## [Given problem]
Copy every line of the data exactly, leaving nothing out.

━━━━━━━━━━━━━━━━

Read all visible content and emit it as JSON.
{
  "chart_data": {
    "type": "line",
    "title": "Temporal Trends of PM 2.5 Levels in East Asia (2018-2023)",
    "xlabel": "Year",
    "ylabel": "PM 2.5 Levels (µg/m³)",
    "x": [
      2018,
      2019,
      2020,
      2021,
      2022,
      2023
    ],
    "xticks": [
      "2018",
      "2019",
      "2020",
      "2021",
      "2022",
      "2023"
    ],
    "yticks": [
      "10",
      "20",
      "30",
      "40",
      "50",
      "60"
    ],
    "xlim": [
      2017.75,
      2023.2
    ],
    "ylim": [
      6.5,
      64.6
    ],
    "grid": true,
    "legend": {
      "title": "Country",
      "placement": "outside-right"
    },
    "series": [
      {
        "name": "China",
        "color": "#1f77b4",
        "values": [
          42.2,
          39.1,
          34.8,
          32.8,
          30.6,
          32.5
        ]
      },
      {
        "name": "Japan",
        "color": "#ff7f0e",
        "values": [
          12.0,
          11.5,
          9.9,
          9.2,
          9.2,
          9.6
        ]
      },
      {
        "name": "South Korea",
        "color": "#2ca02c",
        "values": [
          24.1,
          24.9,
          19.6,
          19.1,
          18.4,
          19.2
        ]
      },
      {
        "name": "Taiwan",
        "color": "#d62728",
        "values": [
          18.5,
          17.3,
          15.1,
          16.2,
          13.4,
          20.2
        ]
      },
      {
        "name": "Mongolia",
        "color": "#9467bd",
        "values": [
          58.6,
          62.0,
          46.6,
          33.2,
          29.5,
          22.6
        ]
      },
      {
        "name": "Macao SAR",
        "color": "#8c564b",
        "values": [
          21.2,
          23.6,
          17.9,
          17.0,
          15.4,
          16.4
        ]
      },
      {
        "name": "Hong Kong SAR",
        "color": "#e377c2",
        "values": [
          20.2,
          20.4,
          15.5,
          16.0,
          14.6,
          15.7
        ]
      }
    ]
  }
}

━━━━━━━━━━━━━━━━

## [Solution for this task]
Read all visible content and emit it as JSON.
{
  "chart_data": {
    "type": "line",
    "title": "Temporal Trends of PM 2.5 Levels in East Asia (2018-2023)",
    "xlabel": "Year",
    "ylabel": "PM 2.5 Levels (µg/m³)",
    "x": [
      2018,
      2019,
      2020,
      2021,
      2022,
      2023
    ],
    "xticks": [
      "2018",
      "2019",
      "2020",
      "2021",
      "2022",
      "2023"
    ],
    "yticks": [
      "10",
      "20",
      "30",
      "40",
      "50",
      "60"
    ],
    "xlim": [
      2017.75,
      2023.2
    ],
    "ylim": [
      6.5,
      64.6
    ],
    "grid": true,
    "legend": {
      "title": "Country",
      "placement": "outside-right"
    },
    "series": [
      {
        "name": "China",
        "color": "#1f77b4",
        "values": [
          42.2,
          39.1,
          34.8,
          32.8,
          30.6,
          32.5
        ]
      },
      {
        "name": "Japan",
        "color": "#ff7f0e",
        "values": [
          12.0,
          11.5,
          9.9,
          9.2,
          9.2,
          9.6
        ]
      },
      {
        "name": "South Korea",
        "color": "#2ca02c",
        "values": [
          24.1,
          24.9,
          19.6,
          19.1,
          18.4,
          19.2
        ]
      },
      {
        "name": "Taiwan",
        "color": "#d62728",
        "values": [
          18.5,
          17.3,
          15.1,
          16.2,
          13.4,
          20.2
        ]
      },
      {
        "name": "Mongolia",
        "color": "#9467bd",
        "values": [
          58.6,
          62.0,
          46.6,
          33.2,
          29.5,
          22.6
        ]
      },
      {
        "name": "Macao SAR",
        "color": "#8c564b",
        "values": [
          21.2,
          23.6,
          17.9,
          17.0,
          15.4,
          16.4
        ]
      },
      {
        "name": "Hong Kong SAR",
        "color": "#e377c2",
        "values": [
          20.2,
          20.4,
          15.5,
          16.0,
          14.6,
          15.7
        ]
      }
    ]
  }
}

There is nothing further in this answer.